> **Objective**:
Your job is to restate each entry word for word.
--*--
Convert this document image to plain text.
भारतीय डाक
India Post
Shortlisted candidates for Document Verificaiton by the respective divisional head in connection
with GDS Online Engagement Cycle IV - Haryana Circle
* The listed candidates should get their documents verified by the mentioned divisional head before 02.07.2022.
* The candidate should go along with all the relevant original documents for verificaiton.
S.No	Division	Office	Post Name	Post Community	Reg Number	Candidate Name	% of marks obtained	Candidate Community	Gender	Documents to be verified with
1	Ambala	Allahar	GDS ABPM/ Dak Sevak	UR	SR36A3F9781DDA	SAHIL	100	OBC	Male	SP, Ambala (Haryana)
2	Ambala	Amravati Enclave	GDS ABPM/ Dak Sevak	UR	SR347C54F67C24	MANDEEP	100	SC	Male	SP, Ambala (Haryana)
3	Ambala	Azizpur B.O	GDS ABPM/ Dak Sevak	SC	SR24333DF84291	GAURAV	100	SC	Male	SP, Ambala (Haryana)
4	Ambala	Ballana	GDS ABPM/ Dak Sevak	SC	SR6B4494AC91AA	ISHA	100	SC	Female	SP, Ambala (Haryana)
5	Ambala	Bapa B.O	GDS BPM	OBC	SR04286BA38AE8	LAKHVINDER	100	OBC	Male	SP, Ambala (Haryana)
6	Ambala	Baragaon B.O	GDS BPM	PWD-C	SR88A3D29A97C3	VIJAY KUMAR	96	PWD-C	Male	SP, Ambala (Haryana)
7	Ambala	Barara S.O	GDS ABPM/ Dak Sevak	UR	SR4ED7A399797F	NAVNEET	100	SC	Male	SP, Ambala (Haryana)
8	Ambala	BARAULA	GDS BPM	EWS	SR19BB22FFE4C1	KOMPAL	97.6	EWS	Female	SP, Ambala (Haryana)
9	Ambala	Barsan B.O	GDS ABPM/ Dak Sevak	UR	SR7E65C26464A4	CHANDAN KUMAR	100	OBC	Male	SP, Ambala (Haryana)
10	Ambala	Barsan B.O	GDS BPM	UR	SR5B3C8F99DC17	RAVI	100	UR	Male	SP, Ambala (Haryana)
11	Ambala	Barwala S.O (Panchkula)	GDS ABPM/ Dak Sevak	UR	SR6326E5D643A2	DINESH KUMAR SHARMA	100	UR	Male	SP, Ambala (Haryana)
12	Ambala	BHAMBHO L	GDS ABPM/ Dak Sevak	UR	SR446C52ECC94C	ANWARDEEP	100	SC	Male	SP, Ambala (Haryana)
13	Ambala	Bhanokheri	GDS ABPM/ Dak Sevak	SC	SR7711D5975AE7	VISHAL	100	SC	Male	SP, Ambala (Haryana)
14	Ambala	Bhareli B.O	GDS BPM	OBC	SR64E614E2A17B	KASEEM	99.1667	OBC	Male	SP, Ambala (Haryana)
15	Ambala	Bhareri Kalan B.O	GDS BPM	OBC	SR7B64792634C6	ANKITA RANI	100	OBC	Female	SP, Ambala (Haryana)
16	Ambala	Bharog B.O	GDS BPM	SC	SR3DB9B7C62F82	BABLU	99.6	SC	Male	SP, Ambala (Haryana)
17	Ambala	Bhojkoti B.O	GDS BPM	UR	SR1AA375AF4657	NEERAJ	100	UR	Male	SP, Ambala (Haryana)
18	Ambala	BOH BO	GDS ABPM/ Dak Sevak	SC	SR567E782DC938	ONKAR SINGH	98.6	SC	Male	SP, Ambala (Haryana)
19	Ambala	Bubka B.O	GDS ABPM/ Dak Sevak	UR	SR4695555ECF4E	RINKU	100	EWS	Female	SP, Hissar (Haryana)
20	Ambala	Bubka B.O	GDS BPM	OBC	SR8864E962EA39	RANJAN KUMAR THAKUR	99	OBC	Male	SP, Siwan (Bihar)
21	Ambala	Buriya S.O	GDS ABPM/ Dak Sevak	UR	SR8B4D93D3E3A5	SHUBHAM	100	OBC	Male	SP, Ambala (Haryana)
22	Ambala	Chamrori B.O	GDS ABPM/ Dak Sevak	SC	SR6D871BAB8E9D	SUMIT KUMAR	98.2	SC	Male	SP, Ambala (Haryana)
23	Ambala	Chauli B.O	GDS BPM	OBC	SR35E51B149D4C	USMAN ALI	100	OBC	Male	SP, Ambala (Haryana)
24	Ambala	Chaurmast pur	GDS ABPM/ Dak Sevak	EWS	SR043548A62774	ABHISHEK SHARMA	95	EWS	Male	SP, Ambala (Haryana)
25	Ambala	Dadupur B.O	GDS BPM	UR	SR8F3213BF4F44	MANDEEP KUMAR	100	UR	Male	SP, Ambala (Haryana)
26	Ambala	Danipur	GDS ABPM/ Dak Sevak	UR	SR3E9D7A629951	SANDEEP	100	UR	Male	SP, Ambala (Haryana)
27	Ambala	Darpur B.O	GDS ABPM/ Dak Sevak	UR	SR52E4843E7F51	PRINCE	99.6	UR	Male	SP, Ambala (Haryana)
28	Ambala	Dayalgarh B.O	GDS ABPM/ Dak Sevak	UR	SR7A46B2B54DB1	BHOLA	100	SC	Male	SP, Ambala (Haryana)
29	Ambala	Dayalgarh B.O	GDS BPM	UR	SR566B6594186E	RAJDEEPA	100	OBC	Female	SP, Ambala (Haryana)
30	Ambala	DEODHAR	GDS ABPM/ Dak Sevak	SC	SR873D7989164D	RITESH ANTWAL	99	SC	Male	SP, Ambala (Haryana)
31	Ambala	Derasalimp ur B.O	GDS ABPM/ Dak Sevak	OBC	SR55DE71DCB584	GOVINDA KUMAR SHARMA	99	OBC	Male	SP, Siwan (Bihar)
--*--
> **Answer to this exercise**:
Convert this document image to plain text.
भारतीय डाक
India Post
Shortlisted candidates for Document Verificaiton by the respective divisional head in connection
with GDS Online Engagement Cycle IV - Haryana Circle
* The listed candidates should get their documents verified by the mentioned divisional head before 02.07.2022.
* The candidate should go along with all the relevant original documents for verificaiton.
S.No	Division	Office	Post Name	Post Community	Reg Number	Candidate Name	% of marks obtained	Candidate Community	Gender	Documents to be verified with
1	Ambala	Allahar	GDS ABPM/ Dak Sevak	UR	SR36A3F9781DDA	SAHIL	100	OBC	Male	SP, Ambala (Haryana)
2	Ambala	Amravati Enclave	GDS ABPM/ Dak Sevak	UR	SR347C54F67C24	MANDEEP	100	SC	Male	SP, Ambala (Haryana)
3	Ambala	Azizpur B.O	GDS ABPM/ Dak Sevak	SC	SR24333DF84291	GAURAV	100	SC	Male	SP, Ambala (Haryana)
4	Ambala	Ballana	GDS ABPM/ Dak Sevak	SC	SR6B4494AC91AA	ISHA	100	SC	Female	SP, Ambala (Haryana)
5	Ambala	Bapa B.O	GDS BPM	OBC	SR04286BA38AE8	LAKHVINDER	100	OBC	Male	SP, Ambala (Haryana)
6	Ambala	Baragaon B.O	GDS BPM	PWD-C	SR88A3D29A97C3	VIJAY KUMAR	96	PWD-C	Male	SP, Ambala (Haryana)
7	Ambala	Barara S.O	GDS ABPM/ Dak Sevak	UR	SR4ED7A399797F	NAVNEET	100	SC	Male	SP, Ambala (Haryana)
8	Ambala	BARAULA	GDS BPM	EWS	SR19BB22FFE4C1	KOMPAL	97.6	EWS	Female	SP, Ambala (Haryana)
9	Ambala	Barsan B.O	GDS ABPM/ Dak Sevak	UR	SR7E65C26464A4	CHANDAN KUMAR	100	OBC	Male	SP, Ambala (Haryana)
10	Ambala	Barsan B.O	GDS BPM	UR	SR5B3C8F99DC17	RAVI	100	UR	Male	SP, Ambala (Haryana)
11	Ambala	Barwala S.O (Panchkula)	GDS ABPM/ Dak Sevak	UR	SR6326E5D643A2	DINESH KUMAR SHARMA	100	UR	Male	SP, Ambala (Haryana)
12	Ambala	BHAMBHO L	GDS ABPM/ Dak Sevak	UR	SR446C52ECC94C	ANWARDEEP	100	SC	Male	SP, Ambala (Haryana)
13	Ambala	Bhanokheri	GDS ABPM/ Dak Sevak	SC	SR7711D5975AE7	VISHAL	100	SC	Male	SP, Ambala (Haryana)
14	Ambala	Bhareli B.O	GDS BPM	OBC	SR64E614E2A17B	KASEEM	99.1667	OBC	Male	SP, Ambala (Haryana)
15	Ambala	Bhareri Kalan B.O	GDS BPM	OBC	SR7B64792634C6	ANKITA RANI	100	OBC	Female	SP, Ambala (Haryana)
16	Ambala	Bharog B.O	GDS BPM	SC	SR3DB9B7C62F82	BABLU	99.6	SC	Male	SP, Ambala (Haryana)
17	Ambala	Bhojkoti B.O	GDS BPM	UR	SR1AA375AF4657	NEERAJ	100	UR	Male	SP, Ambala (Haryana)
18	Ambala	BOH BO	GDS ABPM/ Dak Sevak	SC	SR567E782DC938	ONKAR SINGH	98.6	SC	Male	SP, Ambala (Haryana)
19	Ambala	Bubka B.O	GDS ABPM/ Dak Sevak	UR	SR4695555ECF4E	RINKU	100	EWS	Female	SP, Hissar (Haryana)
20	Ambala	Bubka B.O	GDS BPM	OBC	SR8864E962EA39	RANJAN KUMAR THAKUR	99	OBC	Male	SP, Siwan (Bihar)
21	Ambala	Buriya S.O	GDS ABPM/ Dak Sevak	UR	SR8B4D93D3E3A5	SHUBHAM	100	OBC	Male	SP, Ambala (Haryana)
22	Ambala	Chamrori B.O	GDS ABPM/ Dak Sevak	SC	SR6D871BAB8E9D	SUMIT KUMAR	98.2	SC	Male	SP, Ambala (Haryana)
23	Ambala	Chauli B.O	GDS BPM	OBC	SR35E51B149D4C	USMAN ALI	100	OBC	Male	SP, Ambala (Haryana)
24	Ambala	Chaurmast pur	GDS ABPM/ Dak Sevak	EWS	SR043548A62774	ABHISHEK SHARMA	95	EWS	Male	SP, Ambala (Haryana)
25	Ambala	Dadupur B.O	GDS BPM	UR	SR8F3213BF4F44	MANDEEP KUMAR	100	UR	Male	SP, Ambala (Haryana)
26	Ambala	Danipur	GDS ABPM/ Dak Sevak	UR	SR3E9D7A629951	SANDEEP	100	UR	Male	SP, Ambala (Haryana)
27	Ambala	Darpur B.O	GDS ABPM/ Dak Sevak	UR	SR52E4843E7F51	PRINCE	99.6	UR	Male	SP, Ambala (Haryana)
28	Ambala	Dayalgarh B.O	GDS ABPM/ Dak Sevak	UR	SR7A46B2B54DB1	BHOLA	100	SC	Male	SP, Ambala (Haryana)
29	Ambala	Dayalgarh B.O	GDS BPM	UR	SR566B6594186E	RAJDEEPA	100	OBC	Female	SP, Ambala (Haryana)
30	Ambala	DEODHAR	GDS ABPM/ Dak Sevak	SC	SR873D7989164D	RITESH ANTWAL	99	SC	Male	SP, Ambala (Haryana)
31	Ambala	Derasalimp ur B.O	GDS ABPM/ Dak Sevak	OBC	SR55DE71DCB584	GOVINDA KUMAR SHARMA	99	OBC	Male	SP, Siwan (Bihar)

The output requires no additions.